● Supplied data
══════

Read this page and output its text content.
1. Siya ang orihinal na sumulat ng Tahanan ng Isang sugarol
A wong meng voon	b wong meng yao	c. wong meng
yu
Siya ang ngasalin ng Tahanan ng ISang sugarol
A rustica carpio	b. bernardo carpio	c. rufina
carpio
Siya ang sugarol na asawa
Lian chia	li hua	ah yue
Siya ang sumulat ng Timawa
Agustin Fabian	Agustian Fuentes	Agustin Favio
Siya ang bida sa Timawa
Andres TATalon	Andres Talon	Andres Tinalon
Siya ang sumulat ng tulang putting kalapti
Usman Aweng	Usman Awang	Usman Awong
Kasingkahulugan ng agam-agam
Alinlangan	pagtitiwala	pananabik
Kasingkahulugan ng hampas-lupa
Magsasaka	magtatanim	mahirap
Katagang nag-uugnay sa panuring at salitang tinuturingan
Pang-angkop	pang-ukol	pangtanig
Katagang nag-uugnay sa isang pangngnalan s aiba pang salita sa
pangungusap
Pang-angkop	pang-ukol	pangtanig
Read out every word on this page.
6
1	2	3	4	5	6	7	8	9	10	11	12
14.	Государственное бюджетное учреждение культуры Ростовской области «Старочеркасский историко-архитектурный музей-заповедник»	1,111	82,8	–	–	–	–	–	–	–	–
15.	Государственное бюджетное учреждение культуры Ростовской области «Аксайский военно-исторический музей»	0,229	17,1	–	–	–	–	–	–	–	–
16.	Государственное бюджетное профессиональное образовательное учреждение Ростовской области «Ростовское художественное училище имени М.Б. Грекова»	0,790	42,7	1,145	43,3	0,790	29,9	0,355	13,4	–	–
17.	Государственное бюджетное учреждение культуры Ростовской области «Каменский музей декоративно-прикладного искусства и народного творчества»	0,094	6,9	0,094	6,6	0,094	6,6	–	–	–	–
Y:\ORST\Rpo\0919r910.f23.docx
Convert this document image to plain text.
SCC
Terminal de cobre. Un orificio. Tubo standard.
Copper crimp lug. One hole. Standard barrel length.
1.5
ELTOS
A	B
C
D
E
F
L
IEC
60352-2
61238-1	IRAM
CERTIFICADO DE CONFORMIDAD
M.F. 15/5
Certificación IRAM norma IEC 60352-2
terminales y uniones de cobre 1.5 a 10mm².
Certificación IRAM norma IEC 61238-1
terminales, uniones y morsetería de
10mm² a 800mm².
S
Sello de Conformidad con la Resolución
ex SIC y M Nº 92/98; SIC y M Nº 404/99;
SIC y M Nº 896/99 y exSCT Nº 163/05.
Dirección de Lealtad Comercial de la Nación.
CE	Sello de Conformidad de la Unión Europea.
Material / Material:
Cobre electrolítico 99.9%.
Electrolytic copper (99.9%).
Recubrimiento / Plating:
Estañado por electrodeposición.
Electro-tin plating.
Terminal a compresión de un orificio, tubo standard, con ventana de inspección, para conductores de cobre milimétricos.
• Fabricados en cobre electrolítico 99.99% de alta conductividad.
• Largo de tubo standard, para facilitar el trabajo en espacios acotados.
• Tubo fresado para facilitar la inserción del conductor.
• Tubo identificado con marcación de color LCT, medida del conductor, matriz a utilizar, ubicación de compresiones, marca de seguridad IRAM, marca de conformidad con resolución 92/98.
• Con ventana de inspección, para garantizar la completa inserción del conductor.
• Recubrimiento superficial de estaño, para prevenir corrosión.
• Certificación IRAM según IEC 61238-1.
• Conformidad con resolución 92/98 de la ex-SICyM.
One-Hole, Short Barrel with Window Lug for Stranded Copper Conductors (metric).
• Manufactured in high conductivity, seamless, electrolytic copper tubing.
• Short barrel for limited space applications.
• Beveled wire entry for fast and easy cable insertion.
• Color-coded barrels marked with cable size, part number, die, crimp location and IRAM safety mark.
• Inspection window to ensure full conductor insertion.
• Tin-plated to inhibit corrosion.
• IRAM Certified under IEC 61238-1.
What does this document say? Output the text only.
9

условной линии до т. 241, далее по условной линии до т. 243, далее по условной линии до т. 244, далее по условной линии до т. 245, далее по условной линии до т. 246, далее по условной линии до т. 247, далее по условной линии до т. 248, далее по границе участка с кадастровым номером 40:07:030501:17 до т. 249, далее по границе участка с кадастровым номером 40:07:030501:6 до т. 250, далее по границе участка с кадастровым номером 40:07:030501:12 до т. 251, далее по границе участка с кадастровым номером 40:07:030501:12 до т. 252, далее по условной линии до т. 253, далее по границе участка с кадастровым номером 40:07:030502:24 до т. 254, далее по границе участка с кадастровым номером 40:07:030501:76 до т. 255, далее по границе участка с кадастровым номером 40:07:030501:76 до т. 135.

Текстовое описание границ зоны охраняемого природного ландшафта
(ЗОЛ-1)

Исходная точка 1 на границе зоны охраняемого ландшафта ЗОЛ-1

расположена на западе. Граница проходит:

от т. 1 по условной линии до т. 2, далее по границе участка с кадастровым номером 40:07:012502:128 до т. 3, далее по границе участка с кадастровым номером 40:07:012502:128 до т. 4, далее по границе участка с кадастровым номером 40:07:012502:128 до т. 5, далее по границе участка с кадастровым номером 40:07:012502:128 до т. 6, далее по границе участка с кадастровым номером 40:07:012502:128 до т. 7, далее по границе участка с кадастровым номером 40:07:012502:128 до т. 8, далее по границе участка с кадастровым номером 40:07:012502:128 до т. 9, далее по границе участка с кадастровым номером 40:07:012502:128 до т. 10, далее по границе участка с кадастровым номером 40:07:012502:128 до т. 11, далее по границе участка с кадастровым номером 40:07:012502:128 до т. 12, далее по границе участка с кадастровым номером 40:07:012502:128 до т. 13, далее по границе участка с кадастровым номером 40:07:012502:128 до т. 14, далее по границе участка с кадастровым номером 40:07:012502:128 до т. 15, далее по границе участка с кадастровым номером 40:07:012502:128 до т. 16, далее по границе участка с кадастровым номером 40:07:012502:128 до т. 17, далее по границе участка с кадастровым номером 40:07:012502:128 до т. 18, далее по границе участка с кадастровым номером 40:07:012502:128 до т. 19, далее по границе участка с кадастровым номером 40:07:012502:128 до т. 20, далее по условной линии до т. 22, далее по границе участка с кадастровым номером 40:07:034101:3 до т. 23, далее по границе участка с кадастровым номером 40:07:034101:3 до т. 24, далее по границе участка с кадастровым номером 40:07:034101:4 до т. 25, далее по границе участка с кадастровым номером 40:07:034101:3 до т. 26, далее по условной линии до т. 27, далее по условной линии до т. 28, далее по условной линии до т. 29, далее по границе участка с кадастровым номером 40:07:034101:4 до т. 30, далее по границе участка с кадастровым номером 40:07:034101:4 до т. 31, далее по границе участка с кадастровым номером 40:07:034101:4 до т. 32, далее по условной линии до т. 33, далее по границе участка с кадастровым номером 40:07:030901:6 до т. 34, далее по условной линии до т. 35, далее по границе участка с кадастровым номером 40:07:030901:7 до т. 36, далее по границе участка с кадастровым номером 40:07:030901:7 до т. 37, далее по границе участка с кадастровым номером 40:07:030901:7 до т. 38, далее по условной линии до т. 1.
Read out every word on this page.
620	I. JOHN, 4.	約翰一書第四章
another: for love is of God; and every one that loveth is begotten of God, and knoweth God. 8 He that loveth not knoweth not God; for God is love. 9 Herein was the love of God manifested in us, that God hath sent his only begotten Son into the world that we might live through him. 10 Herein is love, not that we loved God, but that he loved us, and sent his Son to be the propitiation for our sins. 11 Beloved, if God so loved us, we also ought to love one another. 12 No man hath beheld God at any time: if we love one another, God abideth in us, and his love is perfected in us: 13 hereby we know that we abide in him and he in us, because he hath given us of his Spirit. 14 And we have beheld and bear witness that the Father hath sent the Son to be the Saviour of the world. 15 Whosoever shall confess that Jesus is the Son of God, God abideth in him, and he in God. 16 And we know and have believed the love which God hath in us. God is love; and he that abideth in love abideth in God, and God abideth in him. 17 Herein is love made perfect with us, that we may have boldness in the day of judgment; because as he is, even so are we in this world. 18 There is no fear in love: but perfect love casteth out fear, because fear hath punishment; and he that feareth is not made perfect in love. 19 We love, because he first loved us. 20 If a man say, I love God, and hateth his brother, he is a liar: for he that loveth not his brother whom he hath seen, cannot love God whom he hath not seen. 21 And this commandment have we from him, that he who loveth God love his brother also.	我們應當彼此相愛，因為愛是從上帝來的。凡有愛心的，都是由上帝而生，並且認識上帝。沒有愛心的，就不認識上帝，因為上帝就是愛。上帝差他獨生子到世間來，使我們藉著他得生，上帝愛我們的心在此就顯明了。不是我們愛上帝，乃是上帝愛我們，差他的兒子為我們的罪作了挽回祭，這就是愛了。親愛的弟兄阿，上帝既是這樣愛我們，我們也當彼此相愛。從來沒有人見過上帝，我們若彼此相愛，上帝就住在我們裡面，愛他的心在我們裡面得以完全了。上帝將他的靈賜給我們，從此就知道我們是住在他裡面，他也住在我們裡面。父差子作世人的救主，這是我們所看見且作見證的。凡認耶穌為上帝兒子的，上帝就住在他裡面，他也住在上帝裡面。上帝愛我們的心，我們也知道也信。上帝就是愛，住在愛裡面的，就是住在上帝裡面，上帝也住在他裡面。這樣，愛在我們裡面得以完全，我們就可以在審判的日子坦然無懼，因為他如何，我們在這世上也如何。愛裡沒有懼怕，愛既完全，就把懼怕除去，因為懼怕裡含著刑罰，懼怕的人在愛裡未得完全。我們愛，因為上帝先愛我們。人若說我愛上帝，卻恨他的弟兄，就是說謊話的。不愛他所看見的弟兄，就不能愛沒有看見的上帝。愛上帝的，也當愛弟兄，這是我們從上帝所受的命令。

══════

● Goal
Copy all lines from the material that hold "Kasingkahulugan".

● Correct output
Kasingkahulugan ng agam-agam
Kasingkahulugan ng hampas-lupa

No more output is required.